__EXERCISE INSTRUCTIONS__: Reproduce the listing below line for line, without changing a single character.
----
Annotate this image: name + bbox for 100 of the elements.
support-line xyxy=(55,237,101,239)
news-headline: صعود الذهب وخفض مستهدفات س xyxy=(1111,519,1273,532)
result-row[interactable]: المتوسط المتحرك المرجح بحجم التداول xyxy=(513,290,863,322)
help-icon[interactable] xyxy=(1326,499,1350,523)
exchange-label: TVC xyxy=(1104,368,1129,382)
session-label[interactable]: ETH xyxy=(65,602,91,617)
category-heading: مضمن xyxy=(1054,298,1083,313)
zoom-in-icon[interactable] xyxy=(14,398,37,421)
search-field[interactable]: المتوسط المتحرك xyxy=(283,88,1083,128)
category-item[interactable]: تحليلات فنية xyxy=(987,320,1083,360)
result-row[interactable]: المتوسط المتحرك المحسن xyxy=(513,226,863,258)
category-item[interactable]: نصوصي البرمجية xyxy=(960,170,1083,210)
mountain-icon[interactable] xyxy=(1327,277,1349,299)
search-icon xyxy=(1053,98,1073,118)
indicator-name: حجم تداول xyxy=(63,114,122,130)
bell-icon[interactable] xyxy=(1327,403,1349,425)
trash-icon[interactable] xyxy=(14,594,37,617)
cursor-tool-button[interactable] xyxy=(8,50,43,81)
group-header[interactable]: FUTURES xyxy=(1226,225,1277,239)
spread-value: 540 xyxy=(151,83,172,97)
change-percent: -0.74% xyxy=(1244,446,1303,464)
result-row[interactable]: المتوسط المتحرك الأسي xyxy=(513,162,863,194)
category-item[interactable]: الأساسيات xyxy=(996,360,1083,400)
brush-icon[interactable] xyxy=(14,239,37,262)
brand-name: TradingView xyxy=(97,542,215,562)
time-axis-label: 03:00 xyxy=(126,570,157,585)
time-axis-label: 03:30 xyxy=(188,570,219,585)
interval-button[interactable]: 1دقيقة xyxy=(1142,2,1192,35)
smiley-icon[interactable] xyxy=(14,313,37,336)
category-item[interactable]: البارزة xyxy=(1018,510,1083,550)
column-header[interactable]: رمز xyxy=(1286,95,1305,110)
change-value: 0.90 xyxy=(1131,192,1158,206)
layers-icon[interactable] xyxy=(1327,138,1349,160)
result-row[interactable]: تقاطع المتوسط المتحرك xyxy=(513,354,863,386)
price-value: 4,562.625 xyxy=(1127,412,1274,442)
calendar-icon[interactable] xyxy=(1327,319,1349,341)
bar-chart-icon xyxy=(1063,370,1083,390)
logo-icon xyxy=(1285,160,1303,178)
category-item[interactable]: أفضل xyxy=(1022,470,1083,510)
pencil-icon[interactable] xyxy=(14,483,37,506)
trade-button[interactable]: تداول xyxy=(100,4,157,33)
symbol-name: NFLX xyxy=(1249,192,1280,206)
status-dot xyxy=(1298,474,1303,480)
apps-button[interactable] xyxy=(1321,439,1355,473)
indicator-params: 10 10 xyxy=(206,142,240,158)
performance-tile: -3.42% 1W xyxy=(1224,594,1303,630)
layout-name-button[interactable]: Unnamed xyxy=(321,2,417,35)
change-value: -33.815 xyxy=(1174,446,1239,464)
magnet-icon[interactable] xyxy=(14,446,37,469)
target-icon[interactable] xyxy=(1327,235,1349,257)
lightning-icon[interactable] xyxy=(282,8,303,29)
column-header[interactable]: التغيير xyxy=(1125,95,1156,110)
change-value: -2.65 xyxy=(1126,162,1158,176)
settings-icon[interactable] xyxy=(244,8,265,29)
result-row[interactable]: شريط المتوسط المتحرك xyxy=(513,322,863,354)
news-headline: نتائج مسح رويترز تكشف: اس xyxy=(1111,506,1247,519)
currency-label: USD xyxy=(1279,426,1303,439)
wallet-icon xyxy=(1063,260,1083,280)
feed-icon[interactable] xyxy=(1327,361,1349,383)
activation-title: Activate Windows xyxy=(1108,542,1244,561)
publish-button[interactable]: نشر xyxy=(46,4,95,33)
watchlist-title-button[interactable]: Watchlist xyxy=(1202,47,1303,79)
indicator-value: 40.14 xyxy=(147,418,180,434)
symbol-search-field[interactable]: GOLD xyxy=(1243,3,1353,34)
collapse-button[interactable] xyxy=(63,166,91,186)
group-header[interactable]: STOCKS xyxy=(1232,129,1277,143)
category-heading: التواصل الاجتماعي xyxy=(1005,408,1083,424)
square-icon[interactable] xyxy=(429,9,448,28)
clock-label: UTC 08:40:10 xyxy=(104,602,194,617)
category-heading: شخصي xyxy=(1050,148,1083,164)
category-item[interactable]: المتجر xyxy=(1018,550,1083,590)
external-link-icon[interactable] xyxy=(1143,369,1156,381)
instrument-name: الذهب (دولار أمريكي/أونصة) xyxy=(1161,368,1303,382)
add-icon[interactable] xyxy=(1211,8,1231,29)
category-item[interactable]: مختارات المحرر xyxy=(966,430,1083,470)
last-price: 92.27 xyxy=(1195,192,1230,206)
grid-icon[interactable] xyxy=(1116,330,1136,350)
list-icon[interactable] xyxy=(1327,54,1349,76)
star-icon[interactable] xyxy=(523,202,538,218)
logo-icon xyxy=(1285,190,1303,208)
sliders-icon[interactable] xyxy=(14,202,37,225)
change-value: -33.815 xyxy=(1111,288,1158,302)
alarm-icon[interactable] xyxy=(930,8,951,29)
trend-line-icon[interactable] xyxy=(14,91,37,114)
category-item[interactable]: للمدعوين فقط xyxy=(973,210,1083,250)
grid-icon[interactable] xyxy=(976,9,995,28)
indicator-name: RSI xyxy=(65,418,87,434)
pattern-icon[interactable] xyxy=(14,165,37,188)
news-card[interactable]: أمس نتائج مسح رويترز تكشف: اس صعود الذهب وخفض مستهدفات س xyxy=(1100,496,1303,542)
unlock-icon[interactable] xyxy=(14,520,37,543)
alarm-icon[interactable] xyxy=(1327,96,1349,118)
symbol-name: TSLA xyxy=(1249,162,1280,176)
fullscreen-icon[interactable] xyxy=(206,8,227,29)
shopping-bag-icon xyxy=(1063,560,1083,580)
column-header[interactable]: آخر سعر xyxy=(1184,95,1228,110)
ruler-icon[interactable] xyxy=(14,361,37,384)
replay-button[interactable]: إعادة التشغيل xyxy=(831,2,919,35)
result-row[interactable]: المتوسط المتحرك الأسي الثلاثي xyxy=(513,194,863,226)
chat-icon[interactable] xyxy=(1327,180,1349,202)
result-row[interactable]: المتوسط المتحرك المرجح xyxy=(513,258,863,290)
----
__SOLUTION FOR THIS EXERCISE__:
Annotate this image: name + bbox for 100 of the elements.
support-line xyxy=(55,237,101,239)
news-headline: صعود الذهب وخفض مستهدفات س xyxy=(1111,519,1273,532)
result-row[interactable]: المتوسط المتحرك المرجح بحجم التداول xyxy=(513,290,863,322)
help-icon[interactable] xyxy=(1326,499,1350,523)
exchange-label: TVC xyxy=(1104,368,1129,382)
session-label[interactable]: ETH xyxy=(65,602,91,617)
category-heading: مضمن xyxy=(1054,298,1083,313)
zoom-in-icon[interactable] xyxy=(14,398,37,421)
search-field[interactable]: المتوسط المتحرك xyxy=(283,88,1083,128)
category-item[interactable]: تحليلات فنية xyxy=(987,320,1083,360)
result-row[interactable]: المتوسط المتحرك المحسن xyxy=(513,226,863,258)
category-item[interactable]: نصوصي البرمجية xyxy=(960,170,1083,210)
mountain-icon[interactable] xyxy=(1327,277,1349,299)
search-icon xyxy=(1053,98,1073,118)
indicator-name: حجم تداول xyxy=(63,114,122,130)
bell-icon[interactable] xyxy=(1327,403,1349,425)
trash-icon[interactable] xyxy=(14,594,37,617)
cursor-tool-button[interactable] xyxy=(8,50,43,81)
group-header[interactable]: FUTURES xyxy=(1226,225,1277,239)
spread-value: 540 xyxy=(151,83,172,97)
change-percent: -0.74% xyxy=(1244,446,1303,464)
result-row[interactable]: المتوسط المتحرك الأسي xyxy=(513,162,863,194)
category-item[interactable]: الأساسيات xyxy=(996,360,1083,400)
brush-icon[interactable] xyxy=(14,239,37,262)
brand-name: TradingView xyxy=(97,542,215,562)
time-axis-label: 03:00 xyxy=(126,570,157,585)
time-axis-label: 03:30 xyxy=(188,570,219,585)
interval-button[interactable]: 1دقيقة xyxy=(1142,2,1192,35)
smiley-icon[interactable] xyxy=(14,313,37,336)
category-item[interactable]: البارزة xyxy=(1018,510,1083,550)
column-header[interactable]: رمز xyxy=(1286,95,1305,110)
change-value: 0.90 xyxy=(1131,192,1158,206)
layers-icon[interactable] xyxy=(1327,138,1349,160)
result-row[interactable]: تقاطع المتوسط المتحرك xyxy=(513,354,863,386)
price-value: 4,562.625 xyxy=(1127,412,1274,442)
calendar-icon[interactable] xyxy=(1327,319,1349,341)
bar-chart-icon xyxy=(1063,370,1083,390)
logo-icon xyxy=(1285,160,1303,178)
category-item[interactable]: أفضل xyxy=(1022,470,1083,510)
pencil-icon[interactable] xyxy=(14,483,37,506)
trade-button[interactable]: تداول xyxy=(100,4,157,33)
symbol-name: NFLX xyxy=(1249,192,1280,206)
status-dot xyxy=(1298,474,1303,480)
apps-button[interactable] xyxy=(1321,439,1355,473)
indicator-params: 10 10 xyxy=(206,142,240,158)
performance-tile: -3.42% 1W xyxy=(1224,594,1303,630)
layout-name-button[interactable]: Unnamed xyxy=(321,2,417,35)
change-value: -33.815 xyxy=(1174,446,1239,464)
magnet-icon[interactable] xyxy=(14,446,37,469)
target-icon[interactable] xyxy=(1327,235,1349,257)
lightning-icon[interactable] xyxy=(282,8,303,29)
column-header[interactable]: التغيير xyxy=(1125,95,1156,110)
change-value: -2.65 xyxy=(1126,162,1158,176)
settings-icon[interactable] xyxy=(244,8,265,29)
result-row[interactable]: شريط المتوسط المتحرك xyxy=(513,322,863,354)
news-headline: نتائج مسح رويترز تكشف: اس xyxy=(1111,506,1247,519)
currency-label: USD xyxy=(1279,426,1303,439)
wallet-icon xyxy=(1063,260,1083,280)
feed-icon[interactable] xyxy=(1327,361,1349,383)
activation-title: Activate Windows xyxy=(1108,542,1244,561)
publish-button[interactable]: نشر xyxy=(46,4,95,33)
watchlist-title-button[interactable]: Watchlist xyxy=(1202,47,1303,79)
indicator-value: 40.14 xyxy=(147,418,180,434)
symbol-search-field[interactable]: GOLD xyxy=(1243,3,1353,34)
collapse-button[interactable] xyxy=(63,166,91,186)
group-header[interactable]: STOCKS xyxy=(1232,129,1277,143)
category-heading: التواصل الاجتماعي xyxy=(1005,408,1083,424)
square-icon[interactable] xyxy=(429,9,448,28)
clock-label: UTC 08:40:10 xyxy=(104,602,194,617)
category-heading: شخصي xyxy=(1050,148,1083,164)
category-item[interactable]: المتجر xyxy=(1018,550,1083,590)
external-link-icon[interactable] xyxy=(1143,369,1156,381)
instrument-name: الذهب (دولار أمريكي/أونصة) xyxy=(1161,368,1303,382)
add-icon[interactable] xyxy=(1211,8,1231,29)
category-item[interactable]: مختارات المحرر xyxy=(966,430,1083,470)
last-price: 92.27 xyxy=(1195,192,1230,206)
grid-icon[interactable] xyxy=(1116,330,1136,350)
list-icon[interactable] xyxy=(1327,54,1349,76)
star-icon[interactable] xyxy=(523,202,538,218)
logo-icon xyxy=(1285,190,1303,208)
sliders-icon[interactable] xyxy=(14,202,37,225)
change-value: -33.815 xyxy=(1111,288,1158,302)
alarm-icon[interactable] xyxy=(930,8,951,29)
trend-line-icon[interactable] xyxy=(14,91,37,114)
category-item[interactable]: للمدعوين فقط xyxy=(973,210,1083,250)
grid-icon[interactable] xyxy=(976,9,995,28)
indicator-name: RSI xyxy=(65,418,87,434)
pattern-icon[interactable] xyxy=(14,165,37,188)
news-card[interactable]: أمس نتائج مسح رويترز تكشف: اس صعود الذهب وخفض مستهدفات س xyxy=(1100,496,1303,542)
unlock-icon[interactable] xyxy=(14,520,37,543)
alarm-icon[interactable] xyxy=(1327,96,1349,118)
symbol-name: TSLA xyxy=(1249,162,1280,176)
fullscreen-icon[interactable] xyxy=(206,8,227,29)
shopping-bag-icon xyxy=(1063,560,1083,580)
column-header[interactable]: آخر سعر xyxy=(1184,95,1228,110)
ruler-icon[interactable] xyxy=(14,361,37,384)
replay-button[interactable]: إعادة التشغيل xyxy=(831,2,919,35)
result-row[interactable]: المتوسط المتحرك الأسي الثلاثي xyxy=(513,194,863,226)
chat-icon[interactable] xyxy=(1327,180,1349,202)
result-row[interactable]: المتوسط المتحرك المرجح xyxy=(513,258,863,290)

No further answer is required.